EXERCISE DESCRIPTION
Would you repeat the listing exactly but omit every picture?

TASK DATA

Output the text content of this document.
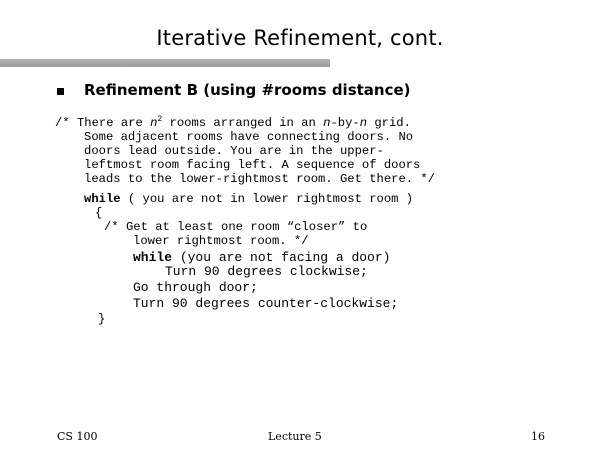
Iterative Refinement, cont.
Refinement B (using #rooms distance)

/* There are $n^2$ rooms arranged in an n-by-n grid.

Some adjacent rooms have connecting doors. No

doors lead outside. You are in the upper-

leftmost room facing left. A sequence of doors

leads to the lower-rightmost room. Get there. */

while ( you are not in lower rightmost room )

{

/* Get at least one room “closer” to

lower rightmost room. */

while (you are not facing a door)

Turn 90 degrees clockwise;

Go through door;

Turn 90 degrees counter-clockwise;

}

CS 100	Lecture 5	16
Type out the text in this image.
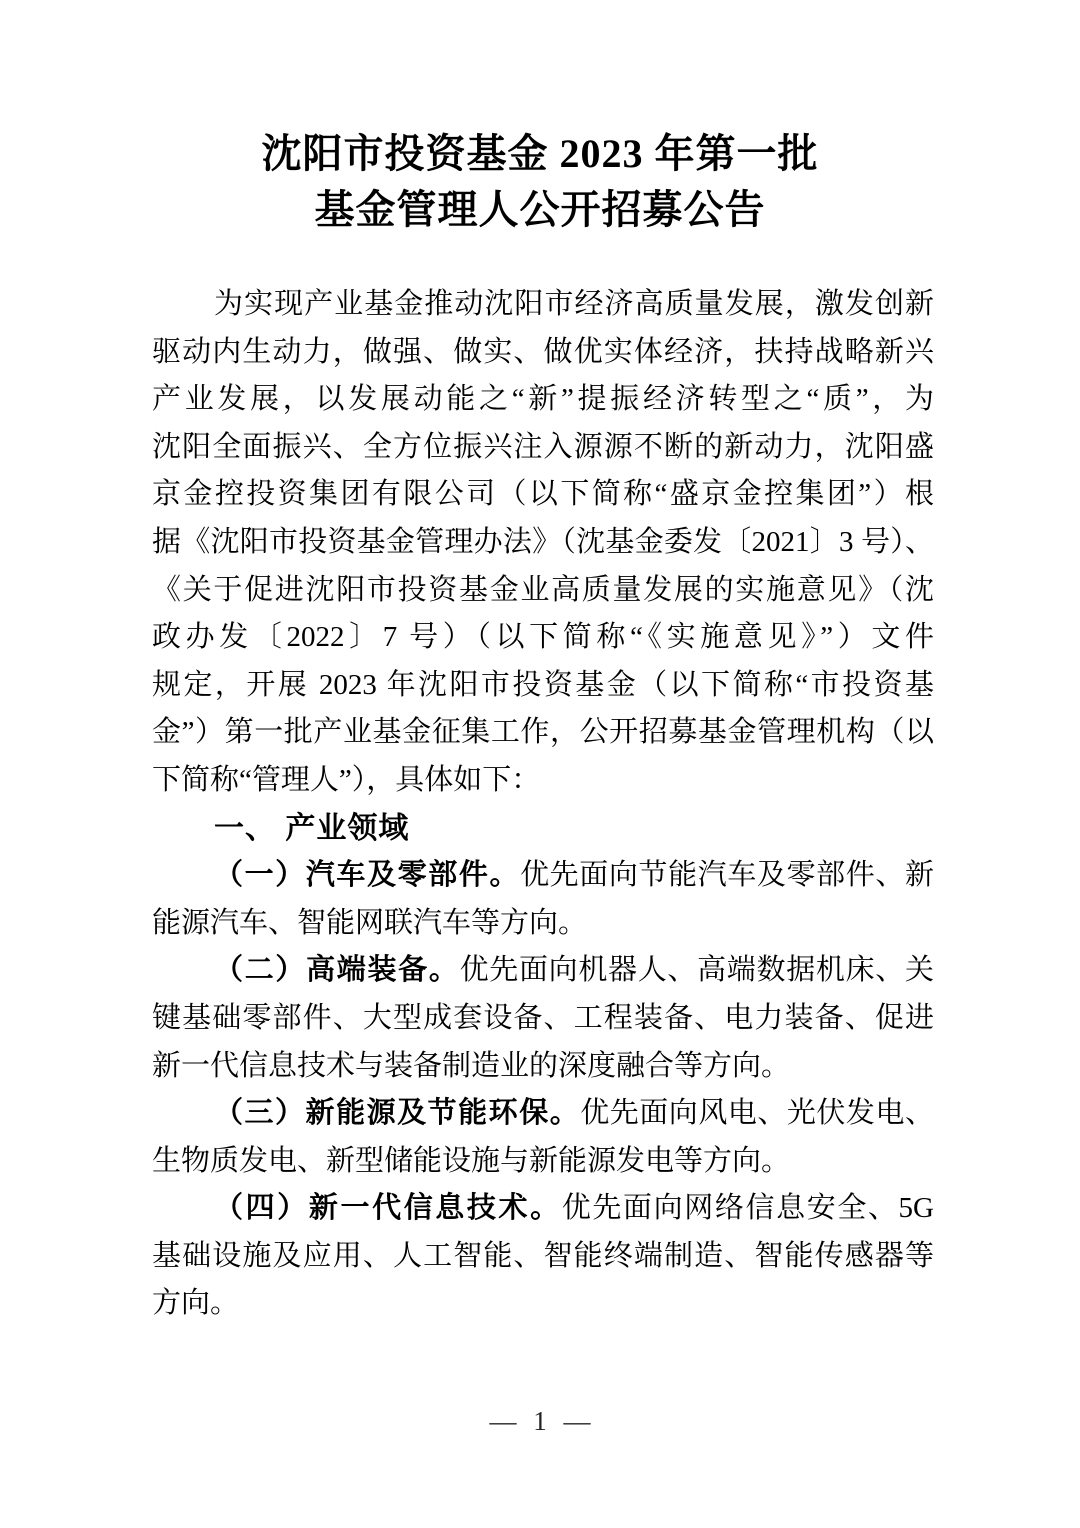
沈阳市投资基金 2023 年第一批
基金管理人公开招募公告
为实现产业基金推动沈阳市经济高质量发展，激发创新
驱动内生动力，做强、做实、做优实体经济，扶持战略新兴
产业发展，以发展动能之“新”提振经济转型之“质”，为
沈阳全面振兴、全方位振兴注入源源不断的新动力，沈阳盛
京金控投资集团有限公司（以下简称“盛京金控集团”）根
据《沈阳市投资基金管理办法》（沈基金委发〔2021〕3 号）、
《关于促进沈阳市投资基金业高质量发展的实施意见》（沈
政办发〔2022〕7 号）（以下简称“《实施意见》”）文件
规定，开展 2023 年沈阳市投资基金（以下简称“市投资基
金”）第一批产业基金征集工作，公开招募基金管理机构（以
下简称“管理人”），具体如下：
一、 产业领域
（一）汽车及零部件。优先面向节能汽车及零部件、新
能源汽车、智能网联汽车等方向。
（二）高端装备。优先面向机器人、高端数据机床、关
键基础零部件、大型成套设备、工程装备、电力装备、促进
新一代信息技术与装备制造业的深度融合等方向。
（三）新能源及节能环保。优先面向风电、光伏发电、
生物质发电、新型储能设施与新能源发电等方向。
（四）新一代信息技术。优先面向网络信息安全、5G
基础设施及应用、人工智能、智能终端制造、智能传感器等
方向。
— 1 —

SOLUTION FOR THIS EXERCISE
Output the text content of this document.
Iterative Refinement, cont.
Refinement B (using #rooms distance)

/* There are $n^2$ rooms arranged in an n-by-n grid.

Some adjacent rooms have connecting doors. No

doors lead outside. You are in the upper-

leftmost room facing left. A sequence of doors

leads to the lower-rightmost room. Get there. */

while ( you are not in lower rightmost room )

{

/* Get at least one room “closer” to

lower rightmost room. */

while (you are not facing a door)

Turn 90 degrees clockwise;

Go through door;

Turn 90 degrees counter-clockwise;

}

CS 100	Lecture 5	16
Type out the text in this image.
沈阳市投资基金 2023 年第一批
基金管理人公开招募公告
为实现产业基金推动沈阳市经济高质量发展，激发创新
驱动内生动力，做强、做实、做优实体经济，扶持战略新兴
产业发展，以发展动能之“新”提振经济转型之“质”，为
沈阳全面振兴、全方位振兴注入源源不断的新动力，沈阳盛
京金控投资集团有限公司（以下简称“盛京金控集团”）根
据《沈阳市投资基金管理办法》（沈基金委发〔2021〕3 号）、
《关于促进沈阳市投资基金业高质量发展的实施意见》（沈
政办发〔2022〕7 号）（以下简称“《实施意见》”）文件
规定，开展 2023 年沈阳市投资基金（以下简称“市投资基
金”）第一批产业基金征集工作，公开招募基金管理机构（以
下简称“管理人”），具体如下：
一、 产业领域
（一）汽车及零部件。优先面向节能汽车及零部件、新
能源汽车、智能网联汽车等方向。
（二）高端装备。优先面向机器人、高端数据机床、关
键基础零部件、大型成套设备、工程装备、电力装备、促进
新一代信息技术与装备制造业的深度融合等方向。
（三）新能源及节能环保。优先面向风电、光伏发电、
生物质发电、新型储能设施与新能源发电等方向。
（四）新一代信息技术。优先面向网络信息安全、5G
基础设施及应用、人工智能、智能终端制造、智能传感器等
方向。
— 1 —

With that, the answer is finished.